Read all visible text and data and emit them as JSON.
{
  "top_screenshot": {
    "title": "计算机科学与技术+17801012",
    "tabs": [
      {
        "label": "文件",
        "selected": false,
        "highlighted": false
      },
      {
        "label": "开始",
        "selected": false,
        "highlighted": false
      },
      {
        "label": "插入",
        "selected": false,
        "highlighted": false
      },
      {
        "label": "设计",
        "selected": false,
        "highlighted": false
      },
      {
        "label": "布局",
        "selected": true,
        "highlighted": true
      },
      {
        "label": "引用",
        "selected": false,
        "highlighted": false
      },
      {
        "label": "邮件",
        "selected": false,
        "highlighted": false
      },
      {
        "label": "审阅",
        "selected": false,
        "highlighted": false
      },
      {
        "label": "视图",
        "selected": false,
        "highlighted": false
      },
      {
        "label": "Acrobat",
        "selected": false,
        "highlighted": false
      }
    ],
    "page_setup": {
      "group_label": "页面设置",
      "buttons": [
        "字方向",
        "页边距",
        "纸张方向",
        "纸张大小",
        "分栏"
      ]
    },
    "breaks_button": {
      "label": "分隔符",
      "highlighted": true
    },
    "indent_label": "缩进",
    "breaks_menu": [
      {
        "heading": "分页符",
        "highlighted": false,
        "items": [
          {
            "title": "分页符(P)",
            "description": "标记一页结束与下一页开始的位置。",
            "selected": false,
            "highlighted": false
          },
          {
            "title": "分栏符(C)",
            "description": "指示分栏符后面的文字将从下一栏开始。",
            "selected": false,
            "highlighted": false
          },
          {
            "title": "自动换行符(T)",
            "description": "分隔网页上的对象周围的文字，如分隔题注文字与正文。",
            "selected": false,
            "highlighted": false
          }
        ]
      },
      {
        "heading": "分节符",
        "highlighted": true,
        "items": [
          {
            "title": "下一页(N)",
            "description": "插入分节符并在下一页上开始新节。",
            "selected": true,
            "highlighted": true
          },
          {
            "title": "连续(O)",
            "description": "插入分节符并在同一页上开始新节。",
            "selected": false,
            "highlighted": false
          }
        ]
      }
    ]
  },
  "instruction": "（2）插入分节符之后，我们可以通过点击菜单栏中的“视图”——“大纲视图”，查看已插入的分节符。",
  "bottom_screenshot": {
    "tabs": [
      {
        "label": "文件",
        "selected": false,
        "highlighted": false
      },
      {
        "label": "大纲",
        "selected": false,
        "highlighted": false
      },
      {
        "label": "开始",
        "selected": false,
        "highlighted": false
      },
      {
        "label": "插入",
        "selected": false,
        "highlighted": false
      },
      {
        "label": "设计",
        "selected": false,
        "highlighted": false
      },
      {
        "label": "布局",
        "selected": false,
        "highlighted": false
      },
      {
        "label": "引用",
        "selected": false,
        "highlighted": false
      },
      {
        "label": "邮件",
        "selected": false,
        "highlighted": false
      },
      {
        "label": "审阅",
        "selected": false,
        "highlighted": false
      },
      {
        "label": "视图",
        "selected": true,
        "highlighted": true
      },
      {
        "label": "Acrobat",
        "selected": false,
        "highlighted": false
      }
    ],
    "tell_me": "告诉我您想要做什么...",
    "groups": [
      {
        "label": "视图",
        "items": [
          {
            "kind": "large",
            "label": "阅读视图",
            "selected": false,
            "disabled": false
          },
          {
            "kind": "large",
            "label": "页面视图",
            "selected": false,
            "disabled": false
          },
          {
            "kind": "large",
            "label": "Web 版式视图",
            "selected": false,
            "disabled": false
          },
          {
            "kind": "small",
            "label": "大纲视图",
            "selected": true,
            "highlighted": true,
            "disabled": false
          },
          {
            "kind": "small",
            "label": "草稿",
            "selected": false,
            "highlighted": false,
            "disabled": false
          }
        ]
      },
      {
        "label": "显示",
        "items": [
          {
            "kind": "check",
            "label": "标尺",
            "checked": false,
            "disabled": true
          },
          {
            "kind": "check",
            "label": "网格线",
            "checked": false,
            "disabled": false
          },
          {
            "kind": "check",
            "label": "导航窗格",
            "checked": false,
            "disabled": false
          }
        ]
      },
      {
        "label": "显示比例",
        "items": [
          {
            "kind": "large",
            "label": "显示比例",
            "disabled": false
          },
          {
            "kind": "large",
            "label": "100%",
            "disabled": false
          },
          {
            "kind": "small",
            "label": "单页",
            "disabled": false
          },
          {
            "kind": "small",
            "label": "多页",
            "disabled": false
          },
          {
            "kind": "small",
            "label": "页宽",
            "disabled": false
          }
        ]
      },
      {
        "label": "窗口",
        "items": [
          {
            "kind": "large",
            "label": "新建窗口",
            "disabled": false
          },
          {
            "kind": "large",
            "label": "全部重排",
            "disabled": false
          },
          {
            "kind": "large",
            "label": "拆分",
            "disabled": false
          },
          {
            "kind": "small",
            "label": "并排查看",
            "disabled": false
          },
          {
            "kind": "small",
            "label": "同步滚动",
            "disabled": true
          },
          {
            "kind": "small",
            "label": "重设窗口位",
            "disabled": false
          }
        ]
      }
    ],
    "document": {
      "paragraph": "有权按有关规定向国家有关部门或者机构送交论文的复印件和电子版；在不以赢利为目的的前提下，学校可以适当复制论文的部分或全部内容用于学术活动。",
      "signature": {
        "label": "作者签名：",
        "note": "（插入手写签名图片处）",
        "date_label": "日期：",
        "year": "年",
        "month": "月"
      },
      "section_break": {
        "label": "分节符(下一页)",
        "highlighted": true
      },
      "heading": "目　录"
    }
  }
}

## EXERCISE
Exactly reproduce all of the entries above.

## SOLUTION TO THIS PROBLEM
Read all visible text and data and emit them as JSON.
{
  "top_screenshot": {
    "title": "计算机科学与技术+17801012",
    "tabs": [
      {
        "label": "文件",
        "selected": false,
        "highlighted": false
      },
      {
        "label": "开始",
        "selected": false,
        "highlighted": false
      },
      {
        "label": "插入",
        "selected": false,
        "highlighted": false
      },
      {
        "label": "设计",
        "selected": false,
        "highlighted": false
      },
      {
        "label": "布局",
        "selected": true,
        "highlighted": true
      },
      {
        "label": "引用",
        "selected": false,
        "highlighted": false
      },
      {
        "label": "邮件",
        "selected": false,
        "highlighted": false
      },
      {
        "label": "审阅",
        "selected": false,
        "highlighted": false
      },
      {
        "label": "视图",
        "selected": false,
        "highlighted": false
      },
      {
        "label": "Acrobat",
        "selected": false,
        "highlighted": false
      }
    ],
    "page_setup": {
      "group_label": "页面设置",
      "buttons": [
        "字方向",
        "页边距",
        "纸张方向",
        "纸张大小",
        "分栏"
      ]
    },
    "breaks_button": {
      "label": "分隔符",
      "highlighted": true
    },
    "indent_label": "缩进",
    "breaks_menu": [
      {
        "heading": "分页符",
        "highlighted": false,
        "items": [
          {
            "title": "分页符(P)",
            "description": "标记一页结束与下一页开始的位置。",
            "selected": false,
            "highlighted": false
          },
          {
            "title": "分栏符(C)",
            "description": "指示分栏符后面的文字将从下一栏开始。",
            "selected": false,
            "highlighted": false
          },
          {
            "title": "自动换行符(T)",
            "description": "分隔网页上的对象周围的文字，如分隔题注文字与正文。",
            "selected": false,
            "highlighted": false
          }
        ]
      },
      {
        "heading": "分节符",
        "highlighted": true,
        "items": [
          {
            "title": "下一页(N)",
            "description": "插入分节符并在下一页上开始新节。",
            "selected": true,
            "highlighted": true
          },
          {
            "title": "连续(O)",
            "description": "插入分节符并在同一页上开始新节。",
            "selected": false,
            "highlighted": false
          }
        ]
      }
    ]
  },
  "instruction": "（2）插入分节符之后，我们可以通过点击菜单栏中的“视图”——“大纲视图”，查看已插入的分节符。",
  "bottom_screenshot": {
    "tabs": [
      {
        "label": "文件",
        "selected": false,
        "highlighted": false
      },
      {
        "label": "大纲",
        "selected": false,
        "highlighted": false
      },
      {
        "label": "开始",
        "selected": false,
        "highlighted": false
      },
      {
        "label": "插入",
        "selected": false,
        "highlighted": false
      },
      {
        "label": "设计",
        "selected": false,
        "highlighted": false
      },
      {
        "label": "布局",
        "selected": false,
        "highlighted": false
      },
      {
        "label": "引用",
        "selected": false,
        "highlighted": false
      },
      {
        "label": "邮件",
        "selected": false,
        "highlighted": false
      },
      {
        "label": "审阅",
        "selected": false,
        "highlighted": false
      },
      {
        "label": "视图",
        "selected": true,
        "highlighted": true
      },
      {
        "label": "Acrobat",
        "selected": false,
        "highlighted": false
      }
    ],
    "tell_me": "告诉我您想要做什么...",
    "groups": [
      {
        "label": "视图",
        "items": [
          {
            "kind": "large",
            "label": "阅读视图",
            "selected": false,
            "disabled": false
          },
          {
            "kind": "large",
            "label": "页面视图",
            "selected": false,
            "disabled": false
          },
          {
            "kind": "large",
            "label": "Web 版式视图",
            "selected": false,
            "disabled": false
          },
          {
            "kind": "small",
            "label": "大纲视图",
            "selected": true,
            "highlighted": true,
            "disabled": false
          },
          {
            "kind": "small",
            "label": "草稿",
            "selected": false,
            "highlighted": false,
            "disabled": false
          }
        ]
      },
      {
        "label": "显示",
        "items": [
          {
            "kind": "check",
            "label": "标尺",
            "checked": false,
            "disabled": true
          },
          {
            "kind": "check",
            "label": "网格线",
            "checked": false,
            "disabled": false
          },
          {
            "kind": "check",
            "label": "导航窗格",
            "checked": false,
            "disabled": false
          }
        ]
      },
      {
        "label": "显示比例",
        "items": [
          {
            "kind": "large",
            "label": "显示比例",
            "disabled": false
          },
          {
            "kind": "large",
            "label": "100%",
            "disabled": false
          },
          {
            "kind": "small",
            "label": "单页",
            "disabled": false
          },
          {
            "kind": "small",
            "label": "多页",
            "disabled": false
          },
          {
            "kind": "small",
            "label": "页宽",
            "disabled": false
          }
        ]
      },
      {
        "label": "窗口",
        "items": [
          {
            "kind": "large",
            "label": "新建窗口",
            "disabled": false
          },
          {
            "kind": "large",
            "label": "全部重排",
            "disabled": false
          },
          {
            "kind": "large",
            "label": "拆分",
            "disabled": false
          },
          {
            "kind": "small",
            "label": "并排查看",
            "disabled": false
          },
          {
            "kind": "small",
            "label": "同步滚动",
            "disabled": true
          },
          {
            "kind": "small",
            "label": "重设窗口位",
            "disabled": false
          }
        ]
      }
    ],
    "document": {
      "paragraph": "有权按有关规定向国家有关部门或者机构送交论文的复印件和电子版；在不以赢利为目的的前提下，学校可以适当复制论文的部分或全部内容用于学术活动。",
      "signature": {
        "label": "作者签名：",
        "note": "（插入手写签名图片处）",
        "date_label": "日期：",
        "year": "年",
        "month": "月"
      },
      "section_break": {
        "label": "分节符(下一页)",
        "highlighted": true
      },
      "heading": "目　录"
    }
  }
}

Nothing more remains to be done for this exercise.